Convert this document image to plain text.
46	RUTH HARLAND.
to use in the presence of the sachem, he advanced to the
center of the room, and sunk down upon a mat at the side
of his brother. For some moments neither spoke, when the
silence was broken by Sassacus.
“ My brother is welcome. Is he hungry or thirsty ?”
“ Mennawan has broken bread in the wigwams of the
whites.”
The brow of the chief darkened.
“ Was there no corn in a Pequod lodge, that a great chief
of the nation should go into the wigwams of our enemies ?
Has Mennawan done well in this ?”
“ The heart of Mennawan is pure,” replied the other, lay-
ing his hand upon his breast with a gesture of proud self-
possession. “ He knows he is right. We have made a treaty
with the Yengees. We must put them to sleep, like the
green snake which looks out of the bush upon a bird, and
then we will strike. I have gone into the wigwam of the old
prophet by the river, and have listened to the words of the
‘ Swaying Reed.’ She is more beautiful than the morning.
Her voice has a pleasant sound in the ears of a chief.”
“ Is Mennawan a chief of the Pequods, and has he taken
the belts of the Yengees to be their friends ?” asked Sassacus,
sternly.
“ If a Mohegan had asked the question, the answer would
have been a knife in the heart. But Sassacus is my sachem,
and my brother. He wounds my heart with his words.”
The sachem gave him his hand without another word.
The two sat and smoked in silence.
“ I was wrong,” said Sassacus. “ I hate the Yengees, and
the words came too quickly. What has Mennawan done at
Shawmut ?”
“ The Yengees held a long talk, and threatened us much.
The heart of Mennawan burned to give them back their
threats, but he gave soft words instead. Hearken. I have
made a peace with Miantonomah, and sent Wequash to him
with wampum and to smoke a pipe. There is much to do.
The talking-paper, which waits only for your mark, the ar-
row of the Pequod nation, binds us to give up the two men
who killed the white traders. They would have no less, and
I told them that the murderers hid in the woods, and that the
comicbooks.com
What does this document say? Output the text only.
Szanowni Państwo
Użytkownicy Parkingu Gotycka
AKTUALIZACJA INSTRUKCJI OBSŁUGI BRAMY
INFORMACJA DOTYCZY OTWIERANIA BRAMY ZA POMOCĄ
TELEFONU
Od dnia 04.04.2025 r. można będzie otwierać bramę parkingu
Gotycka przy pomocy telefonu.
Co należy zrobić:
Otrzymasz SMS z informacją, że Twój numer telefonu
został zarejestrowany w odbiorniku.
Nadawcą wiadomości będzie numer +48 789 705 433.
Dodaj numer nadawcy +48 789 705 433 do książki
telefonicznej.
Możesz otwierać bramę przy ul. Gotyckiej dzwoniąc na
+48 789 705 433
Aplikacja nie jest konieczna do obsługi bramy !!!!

·····

*WHAT TO PRODUCE*: Go through the records and print each one exactly.

*EXPECTED ANSWER*:
Convert this document image to plain text.
46	RUTH HARLAND.
to use in the presence of the sachem, he advanced to the
center of the room, and sunk down upon a mat at the side
of his brother. For some moments neither spoke, when the
silence was broken by Sassacus.
“ My brother is welcome. Is he hungry or thirsty ?”
“ Mennawan has broken bread in the wigwams of the
whites.”
The brow of the chief darkened.
“ Was there no corn in a Pequod lodge, that a great chief
of the nation should go into the wigwams of our enemies ?
Has Mennawan done well in this ?”
“ The heart of Mennawan is pure,” replied the other, lay-
ing his hand upon his breast with a gesture of proud self-
possession. “ He knows he is right. We have made a treaty
with the Yengees. We must put them to sleep, like the
green snake which looks out of the bush upon a bird, and
then we will strike. I have gone into the wigwam of the old
prophet by the river, and have listened to the words of the
‘ Swaying Reed.’ She is more beautiful than the morning.
Her voice has a pleasant sound in the ears of a chief.”
“ Is Mennawan a chief of the Pequods, and has he taken
the belts of the Yengees to be their friends ?” asked Sassacus,
sternly.
“ If a Mohegan had asked the question, the answer would
have been a knife in the heart. But Sassacus is my sachem,
and my brother. He wounds my heart with his words.”
The sachem gave him his hand without another word.
The two sat and smoked in silence.
“ I was wrong,” said Sassacus. “ I hate the Yengees, and
the words came too quickly. What has Mennawan done at
Shawmut ?”
“ The Yengees held a long talk, and threatened us much.
The heart of Mennawan burned to give them back their
threats, but he gave soft words instead. Hearken. I have
made a peace with Miantonomah, and sent Wequash to him
with wampum and to smoke a pipe. There is much to do.
The talking-paper, which waits only for your mark, the ar-
row of the Pequod nation, binds us to give up the two men
who killed the white traders. They would have no less, and
I told them that the murderers hid in the woods, and that the
comicbooks.com
What does this document say? Output the text only.
Szanowni Państwo
Użytkownicy Parkingu Gotycka
AKTUALIZACJA INSTRUKCJI OBSŁUGI BRAMY
INFORMACJA DOTYCZY OTWIERANIA BRAMY ZA POMOCĄ
TELEFONU
Od dnia 04.04.2025 r. można będzie otwierać bramę parkingu
Gotycka przy pomocy telefonu.
Co należy zrobić:
Otrzymasz SMS z informacją, że Twój numer telefonu
został zarejestrowany w odbiorniku.
Nadawcą wiadomości będzie numer +48 789 705 433.
Dodaj numer nadawcy +48 789 705 433 do książki
telefonicznej.
Możesz otwierać bramę przy ul. Gotyckiej dzwoniąc na
+48 789 705 433
Aplikacja nie jest konieczna do obsługi bramy !!!!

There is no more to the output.